SET EXERCISE: All of the lines below are to be transcribed faithfully, with pictures excluded from the copy.

## Begin

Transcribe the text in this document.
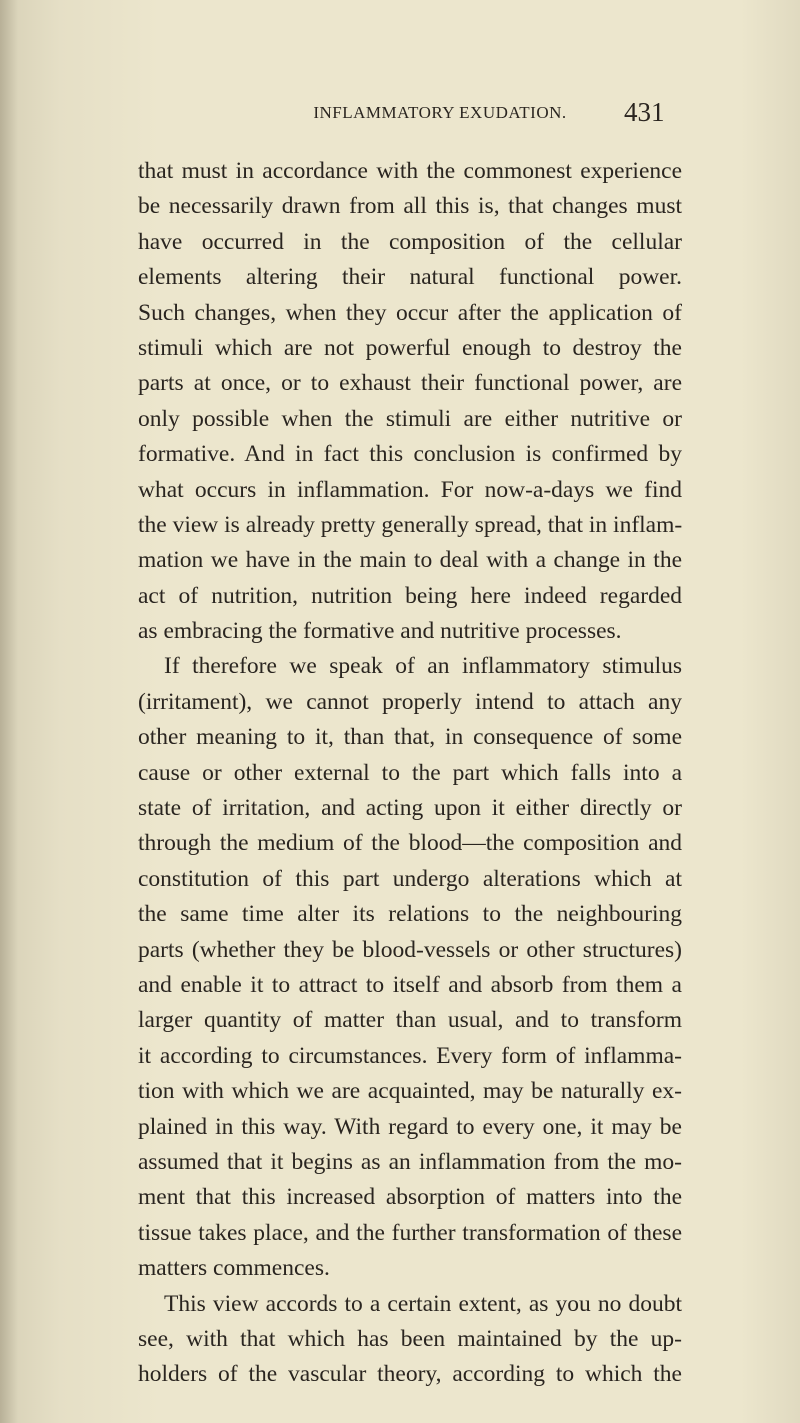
INFLAMMATORY EXUDATION.	431
that must in accordance with the commonest experience
be necessarily drawn from all this is, that changes must
have occurred in the composition of the cellular
elements altering their natural functional power.
Such changes, when they occur after the application of
stimuli which are not powerful enough to destroy the
parts at once, or to exhaust their functional power, are
only possible when the stimuli are either nutritive or
formative. And in fact this conclusion is confirmed by
what occurs in inflammation. For now-a-days we find
the view is already pretty generally spread, that in inflam-
mation we have in the main to deal with a change in the
act of nutrition, nutrition being here indeed regarded
as embracing the formative and nutritive processes.
If therefore we speak of an inflammatory stimulus
(irritament), we cannot properly intend to attach any
other meaning to it, than that, in consequence of some
cause or other external to the part which falls into a
state of irritation, and acting upon it either directly or
through the medium of the blood—the composition and
constitution of this part undergo alterations which at
the same time alter its relations to the neighbouring
parts (whether they be blood-vessels or other structures)
and enable it to attract to itself and absorb from them a
larger quantity of matter than usual, and to transform
it according to circumstances. Every form of inflamma-
tion with which we are acquainted, may be naturally ex-
plained in this way. With regard to every one, it may be
assumed that it begins as an inflammation from the mo-
ment that this increased absorption of matters into the
tissue takes place, and the further transformation of these
matters commences.
This view accords to a certain extent, as you no doubt
see, with that which has been maintained by the up-
holders of the vascular theory, according to which the
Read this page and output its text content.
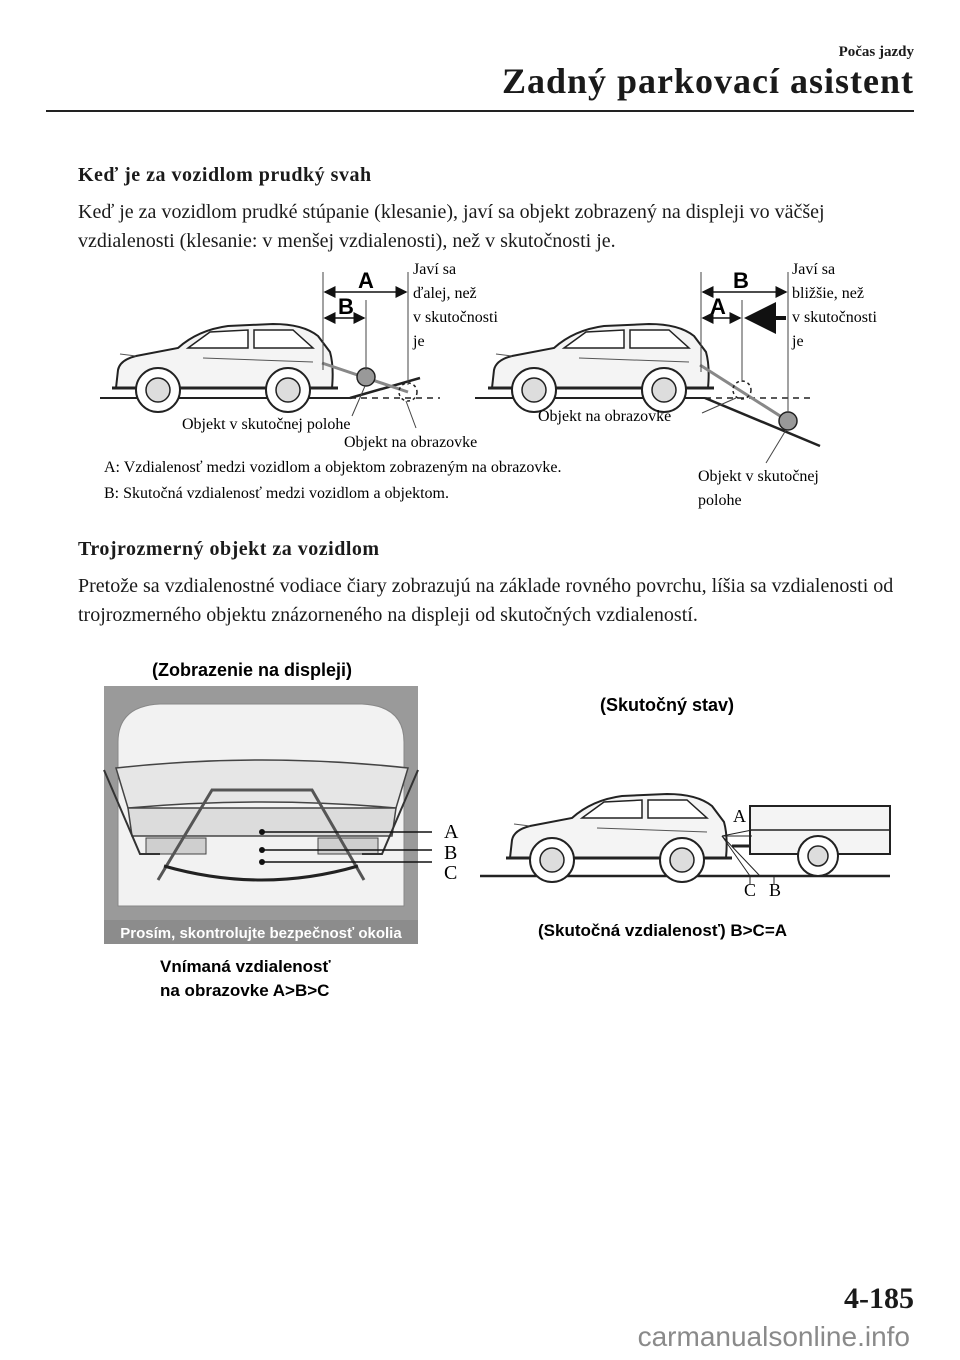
Počas jazdy
Zadný parkovací asistent
Keď je za vozidlom prudký svah
Keď je za vozidlom prudké stúpanie (klesanie), javí sa objekt zobrazený na displeji vo väčšej vzdialenosti (klesanie: v menšej vzdialenosti), než v skutočnosti je.
A
B
Javí sa
ďalej, než
v skutočnosti
je
Objekt v skutočnej polohe
Objekt na obrazovke
B
A
Javí sa
bližšie, než
v skutočnosti
je
Objekt na obrazovke
Objekt v skutočnej
polohe
A: Vzdialenosť medzi vozidlom a objektom zobrazeným na obrazovke.
B: Skutočná vzdialenosť medzi vozidlom a objektom.
Trojrozmerný objekt za vozidlom
Pretože sa vzdialenostné vodiace čiary zobrazujú na základe rovného povrchu, líšia sa vzdialenosti od trojrozmerného objektu znázorneného na displeji od skutočných vzdialeností.
(Zobrazenie na displeji)
Prosím, skontrolujte bezpečnosť okolia
A
B
C
Vnímaná vzdialenosť
na obrazovke A>B>C
(Skutočný stav)
A
C B
(Skutočná vzdialenosť) B>C=A
4-185
carmanualsonline.info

## End

RESULT OF THIS EXERCISE:
Transcribe the text in this document.
INFLAMMATORY EXUDATION.	431
that must in accordance with the commonest experience
be necessarily drawn from all this is, that changes must
have occurred in the composition of the cellular
elements altering their natural functional power.
Such changes, when they occur after the application of
stimuli which are not powerful enough to destroy the
parts at once, or to exhaust their functional power, are
only possible when the stimuli are either nutritive or
formative. And in fact this conclusion is confirmed by
what occurs in inflammation. For now-a-days we find
the view is already pretty generally spread, that in inflam-
mation we have in the main to deal with a change in the
act of nutrition, nutrition being here indeed regarded
as embracing the formative and nutritive processes.
If therefore we speak of an inflammatory stimulus
(irritament), we cannot properly intend to attach any
other meaning to it, than that, in consequence of some
cause or other external to the part which falls into a
state of irritation, and acting upon it either directly or
through the medium of the blood—the composition and
constitution of this part undergo alterations which at
the same time alter its relations to the neighbouring
parts (whether they be blood-vessels or other structures)
and enable it to attract to itself and absorb from them a
larger quantity of matter than usual, and to transform
it according to circumstances. Every form of inflamma-
tion with which we are acquainted, may be naturally ex-
plained in this way. With regard to every one, it may be
assumed that it begins as an inflammation from the mo-
ment that this increased absorption of matters into the
tissue takes place, and the further transformation of these
matters commences.
This view accords to a certain extent, as you no doubt
see, with that which has been maintained by the up-
holders of the vascular theory, according to which the
Read this page and output its text content.
Počas jazdy
Zadný parkovací asistent
Keď je za vozidlom prudký svah
Keď je za vozidlom prudké stúpanie (klesanie), javí sa objekt zobrazený na displeji vo väčšej vzdialenosti (klesanie: v menšej vzdialenosti), než v skutočnosti je.
A
B
Javí sa
ďalej, než
v skutočnosti
je
Objekt v skutočnej polohe
Objekt na obrazovke
B
A
Javí sa
bližšie, než
v skutočnosti
je
Objekt na obrazovke
Objekt v skutočnej
polohe
A: Vzdialenosť medzi vozidlom a objektom zobrazeným na obrazovke.
B: Skutočná vzdialenosť medzi vozidlom a objektom.
Trojrozmerný objekt za vozidlom
Pretože sa vzdialenostné vodiace čiary zobrazujú na základe rovného povrchu, líšia sa vzdialenosti od trojrozmerného objektu znázorneného na displeji od skutočných vzdialeností.
(Zobrazenie na displeji)
Prosím, skontrolujte bezpečnosť okolia
A
B
C
Vnímaná vzdialenosť
na obrazovke A>B>C
(Skutočný stav)
A
C B
(Skutočná vzdialenosť) B>C=A
4-185
carmanualsonline.info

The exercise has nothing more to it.